Reproduce the lines of the material exactly, excluding every image.
+ + +
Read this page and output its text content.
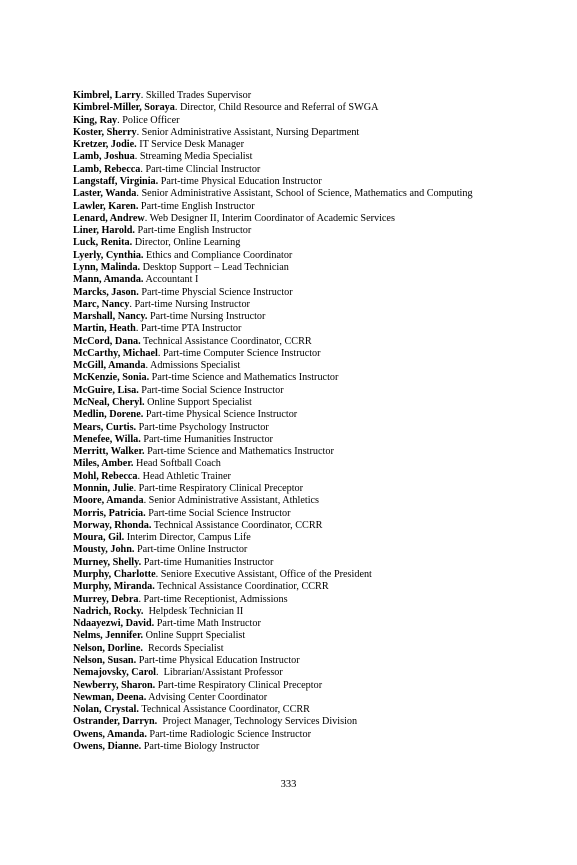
Kimbrel, Larry. Skilled Trades Supervisor
Kimbrel-Miller, Soraya. Director, Child Resource and Referral of SWGA
King, Ray. Police Officer
Koster, Sherry. Senior Administrative Assistant, Nursing Department
Kretzer, Jodie. IT Service Desk Manager
Lamb, Joshua. Streaming Media Specialist
Lamb, Rebecca. Part-time Clincial Instructor
Langstaff, Virginia. Part-time Physical Education Instructor
Laster, Wanda. Senior Administrative Assistant, School of Science, Mathematics and Computing
Lawler, Karen. Part-time English Instructor
Lenard, Andrew. Web Designer II, Interim Coordinator of Academic Services
Liner, Harold. Part-time English Instructor
Luck, Renita. Director, Online Learning
Lyerly, Cynthia. Ethics and Compliance Coordinator
Lynn, Malinda. Desktop Support – Lead Technician
Mann, Amanda. Accountant I
Marcks, Jason. Part-time Physcial Science Instructor
Marc, Nancy. Part-time Nursing Instructor
Marshall, Nancy. Part-time Nursing Instructor
Martin, Heath. Part-time PTA Instructor
McCord, Dana. Technical Assistance Coordinator, CCRR
McCarthy, Michael. Part-time Computer Science Instructor
McGill, Amanda. Admissions Specialist
McKenzie, Sonia. Part-time Science and Mathematics Instructor
McGuire, Lisa. Part-time Social Science Instructor
McNeal, Cheryl. Online Support Specialist
Medlin, Dorene. Part-time Physical Science Instructor
Mears, Curtis. Part-time Psychology Instructor
Menefee, Willa. Part-time Humanities Instructor
Merritt, Walker. Part-time Science and Mathematics Instructor
Miles, Amber. Head Softball Coach
Mohl, Rebecca. Head Athletic Trainer
Monnin, Julie. Part-time Respiratory Clinical Preceptor
Moore, Amanda. Senior Administrative Assistant, Athletics
Morris, Patricia. Part-time Social Science Instructor
Morway, Rhonda. Technical Assistance Coordinator, CCRR
Moura, Gil. Interim Director, Campus Life
Mousty, John. Part-time Online Instructor
Murney, Shelly. Part-time Humanities Instructor
Murphy, Charlotte. Seniore Executive Assistant, Office of the President
Murphy, Miranda. Technical Assistance Coordinatior, CCRR
Murrey, Debra. Part-time Receptionist, Admissions
Nadrich, Rocky. Helpdesk Technician II
Ndaayezwi, David. Part-time Math Instructor
Nelms, Jennifer. Online Supprt Specialist
Nelson, Dorline. Records Specialist
Nelson, Susan. Part-time Physical Education Instructor
Nemajovsky, Carol.  Librarian/Assistant Professor
Newberry, Sharon. Part-time Respiratory Clinical Preceptor
Newman, Deena. Advising Center Coordinator
Nolan, Crystal. Technical Assistance Coordinator, CCRR
Ostrander, Darryn. Project Manager, Technology Services Division
Owens, Amanda. Part-time Radiologic Science Instructor
Owens, Dianne. Part-time Biology Instructor
333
+ + +
## Task answer:
Read this page and output its text content.
Kimbrel, Larry. Skilled Trades Supervisor
Kimbrel-Miller, Soraya. Director, Child Resource and Referral of SWGA
King, Ray. Police Officer
Koster, Sherry. Senior Administrative Assistant, Nursing Department
Kretzer, Jodie. IT Service Desk Manager
Lamb, Joshua. Streaming Media Specialist
Lamb, Rebecca. Part-time Clincial Instructor
Langstaff, Virginia. Part-time Physical Education Instructor
Laster, Wanda. Senior Administrative Assistant, School of Science, Mathematics and Computing
Lawler, Karen. Part-time English Instructor
Lenard, Andrew. Web Designer II, Interim Coordinator of Academic Services
Liner, Harold. Part-time English Instructor
Luck, Renita. Director, Online Learning
Lyerly, Cynthia. Ethics and Compliance Coordinator
Lynn, Malinda. Desktop Support – Lead Technician
Mann, Amanda. Accountant I
Marcks, Jason. Part-time Physcial Science Instructor
Marc, Nancy. Part-time Nursing Instructor
Marshall, Nancy. Part-time Nursing Instructor
Martin, Heath. Part-time PTA Instructor
McCord, Dana. Technical Assistance Coordinator, CCRR
McCarthy, Michael. Part-time Computer Science Instructor
McGill, Amanda. Admissions Specialist
McKenzie, Sonia. Part-time Science and Mathematics Instructor
McGuire, Lisa. Part-time Social Science Instructor
McNeal, Cheryl. Online Support Specialist
Medlin, Dorene. Part-time Physical Science Instructor
Mears, Curtis. Part-time Psychology Instructor
Menefee, Willa. Part-time Humanities Instructor
Merritt, Walker. Part-time Science and Mathematics Instructor
Miles, Amber. Head Softball Coach
Mohl, Rebecca. Head Athletic Trainer
Monnin, Julie. Part-time Respiratory Clinical Preceptor
Moore, Amanda. Senior Administrative Assistant, Athletics
Morris, Patricia. Part-time Social Science Instructor
Morway, Rhonda. Technical Assistance Coordinator, CCRR
Moura, Gil. Interim Director, Campus Life
Mousty, John. Part-time Online Instructor
Murney, Shelly. Part-time Humanities Instructor
Murphy, Charlotte. Seniore Executive Assistant, Office of the President
Murphy, Miranda. Technical Assistance Coordinatior, CCRR
Murrey, Debra. Part-time Receptionist, Admissions
Nadrich, Rocky. Helpdesk Technician II
Ndaayezwi, David. Part-time Math Instructor
Nelms, Jennifer. Online Supprt Specialist
Nelson, Dorline. Records Specialist
Nelson, Susan. Part-time Physical Education Instructor
Nemajovsky, Carol.  Librarian/Assistant Professor
Newberry, Sharon. Part-time Respiratory Clinical Preceptor
Newman, Deena. Advising Center Coordinator
Nolan, Crystal. Technical Assistance Coordinator, CCRR
Ostrander, Darryn. Project Manager, Technology Services Division
Owens, Amanda. Part-time Radiologic Science Instructor
Owens, Dianne. Part-time Biology Instructor
333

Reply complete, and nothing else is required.